- **CONSIGNES**
a – Citez le passage du récit sur Hakha qui commence par « On roule notre » et se poursuit jusqu'à « indique la route. ».
b – Rédigez la suite du récit sur Hakha, en reprenant après sa dernière phrase.

- **TEXTE DONNÉ**
>>>
Dans une ville glaciale capitale du bout du monde
Dans une ville glaciale capitale du bout du monde, Hakha et ses huit degrés Celsius en ce mois de janvier, Hakha et son plateau de terre roussie et chauve, Hakha et ses bâtiments en planches aux couleurs de bateaux, Hakha et son air de ville du Nord sous le tropique du Cancer, son air de ville portuaire à 2000 mètres d’altitude, au soir tombé on s’enfonce dans la cale d’un restaurant-bar, on s’installe dans une pièce sans fenêtres au plancher grinçant. Avec notre bouteille de bière Myanmar on nous apporte une soupe épicée, très poivrée, qui réchauffe l’intérieur et donne encore plus soif. À la table d’à côté des hommes à moitié endormis avalent des verres de rhum, fument des cheeroots, tandis que les jeunes serveuses se cachent derrière les embrasures, pouffent d’excitation à la seule vue d'un farang.
On roule notre sommeil sous une montagne de couverture, puis au matin on marche dans la rue affairée. Les industries lourdes occupent le centre de la ville : poches de sable, poches de gravier, poches de ciment; ateliers de mécanique, riz et farine en gros, trucks sales en train d’être chargés ou déchargés devant les commerces. Sur la colline, derrière les rangées de maisons multicolores, une grande traînée de poussière se lève, qui indique la route.
<<<
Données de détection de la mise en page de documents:
>>>
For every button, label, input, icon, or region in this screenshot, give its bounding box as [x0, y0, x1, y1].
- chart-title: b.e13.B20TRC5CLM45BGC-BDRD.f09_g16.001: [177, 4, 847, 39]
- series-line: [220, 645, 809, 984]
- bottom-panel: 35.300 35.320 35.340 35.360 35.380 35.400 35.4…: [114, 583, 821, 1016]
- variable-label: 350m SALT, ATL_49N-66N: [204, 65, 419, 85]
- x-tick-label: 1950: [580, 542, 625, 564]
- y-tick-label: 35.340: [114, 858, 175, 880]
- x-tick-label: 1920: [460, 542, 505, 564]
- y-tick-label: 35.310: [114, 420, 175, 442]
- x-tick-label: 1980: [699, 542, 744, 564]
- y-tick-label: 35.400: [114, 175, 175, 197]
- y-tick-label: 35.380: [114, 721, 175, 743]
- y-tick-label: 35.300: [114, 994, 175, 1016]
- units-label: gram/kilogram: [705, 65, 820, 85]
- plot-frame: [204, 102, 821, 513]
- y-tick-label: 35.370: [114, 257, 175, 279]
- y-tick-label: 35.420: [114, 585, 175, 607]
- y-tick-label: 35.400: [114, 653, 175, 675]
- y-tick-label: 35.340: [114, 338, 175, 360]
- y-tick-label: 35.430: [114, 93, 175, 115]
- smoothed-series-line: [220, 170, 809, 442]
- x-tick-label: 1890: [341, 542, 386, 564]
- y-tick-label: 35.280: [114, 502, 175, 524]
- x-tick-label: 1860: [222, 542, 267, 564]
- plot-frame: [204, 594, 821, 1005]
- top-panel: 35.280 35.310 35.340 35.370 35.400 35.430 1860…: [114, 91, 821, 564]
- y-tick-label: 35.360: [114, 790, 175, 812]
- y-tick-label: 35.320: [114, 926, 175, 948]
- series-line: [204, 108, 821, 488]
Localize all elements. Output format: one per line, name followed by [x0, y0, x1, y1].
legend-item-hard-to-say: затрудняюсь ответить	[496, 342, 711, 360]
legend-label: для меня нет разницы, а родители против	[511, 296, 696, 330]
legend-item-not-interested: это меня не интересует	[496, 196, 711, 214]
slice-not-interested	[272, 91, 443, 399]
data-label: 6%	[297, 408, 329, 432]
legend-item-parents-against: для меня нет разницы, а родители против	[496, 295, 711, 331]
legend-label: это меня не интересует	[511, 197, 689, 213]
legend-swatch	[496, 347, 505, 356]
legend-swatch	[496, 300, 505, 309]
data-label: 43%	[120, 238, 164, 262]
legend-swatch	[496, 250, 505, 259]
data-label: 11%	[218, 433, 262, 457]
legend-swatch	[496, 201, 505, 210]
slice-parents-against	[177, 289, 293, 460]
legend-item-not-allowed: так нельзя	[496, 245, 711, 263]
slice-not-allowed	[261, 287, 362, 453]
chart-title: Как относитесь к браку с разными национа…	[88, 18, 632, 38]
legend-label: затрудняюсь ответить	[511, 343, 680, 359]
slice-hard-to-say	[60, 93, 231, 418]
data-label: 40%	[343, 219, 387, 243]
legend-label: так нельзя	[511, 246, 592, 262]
<<<
- **VOS RÉPONSES**
a –
On roule notre sommeil sous une montagne de couverture, puis au matin on marche dans la rue affairée. Les industries lourdes occupent le centre de la ville : poches de sable, poches de gravier, poches de ciment; ateliers de mécanique, riz et farine en gros, trucks sales en train d’être chargés ou déchargés devant les commerces. Sur la colline, derrière les rangées de maisons multicolores, une grande traînée de poussière se lève, qui indique la route.

b –
On pénètre dans le Hakha Town Café et on commande un double espresso. On n’en a pas bu la moitié que la jeune fille du café, qui parle l’anglais dans cette ville aux confins, vient nous voir et nous demande :
– Can I talk to you before you leave?
– Sure. What do you want to talk about?
– It’s my secret, elle répond mignonnement.
Au moment de partir, on la relance :
– So, what did you want to tell me?
– I want to see you again.
Et on se dit qu’il faut avoir du cran, quand même, pour accoster le farang dans ces montagnes.